## Task description:
All lines featuring the string "color" are to be listed.
....
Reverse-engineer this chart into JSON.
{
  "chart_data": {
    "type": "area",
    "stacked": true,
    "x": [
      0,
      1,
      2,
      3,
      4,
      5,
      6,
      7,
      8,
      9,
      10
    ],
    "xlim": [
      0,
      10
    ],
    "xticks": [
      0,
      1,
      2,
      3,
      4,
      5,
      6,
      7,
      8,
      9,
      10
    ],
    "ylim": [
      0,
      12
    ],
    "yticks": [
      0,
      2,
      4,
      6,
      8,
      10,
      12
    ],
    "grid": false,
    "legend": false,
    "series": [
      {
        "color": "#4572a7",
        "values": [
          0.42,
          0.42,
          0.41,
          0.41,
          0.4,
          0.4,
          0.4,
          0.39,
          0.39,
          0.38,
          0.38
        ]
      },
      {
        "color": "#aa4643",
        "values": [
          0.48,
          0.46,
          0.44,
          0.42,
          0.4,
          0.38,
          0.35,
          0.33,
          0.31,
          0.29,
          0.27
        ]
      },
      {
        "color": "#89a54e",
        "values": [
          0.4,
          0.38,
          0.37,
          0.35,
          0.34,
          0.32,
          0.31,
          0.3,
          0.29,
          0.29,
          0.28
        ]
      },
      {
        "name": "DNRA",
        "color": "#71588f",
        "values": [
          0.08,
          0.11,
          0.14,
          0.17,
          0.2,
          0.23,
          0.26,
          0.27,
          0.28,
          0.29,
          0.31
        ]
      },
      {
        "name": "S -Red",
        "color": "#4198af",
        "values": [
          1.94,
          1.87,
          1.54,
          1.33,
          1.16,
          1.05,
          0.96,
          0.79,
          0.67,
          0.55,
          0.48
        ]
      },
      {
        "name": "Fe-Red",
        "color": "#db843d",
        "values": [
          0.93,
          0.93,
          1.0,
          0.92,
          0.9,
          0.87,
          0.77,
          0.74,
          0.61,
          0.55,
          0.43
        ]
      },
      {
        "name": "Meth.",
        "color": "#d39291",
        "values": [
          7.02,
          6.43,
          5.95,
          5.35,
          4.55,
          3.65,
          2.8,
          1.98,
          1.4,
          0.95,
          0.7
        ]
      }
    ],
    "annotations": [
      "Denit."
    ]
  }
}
....
## Response to the task:
        "color": "#4572a7",
        "color": "#aa4643",
        "color": "#89a54e",
        "color": "#71588f",
        "color": "#4198af",
        "color": "#db843d",
        "color": "#d39291",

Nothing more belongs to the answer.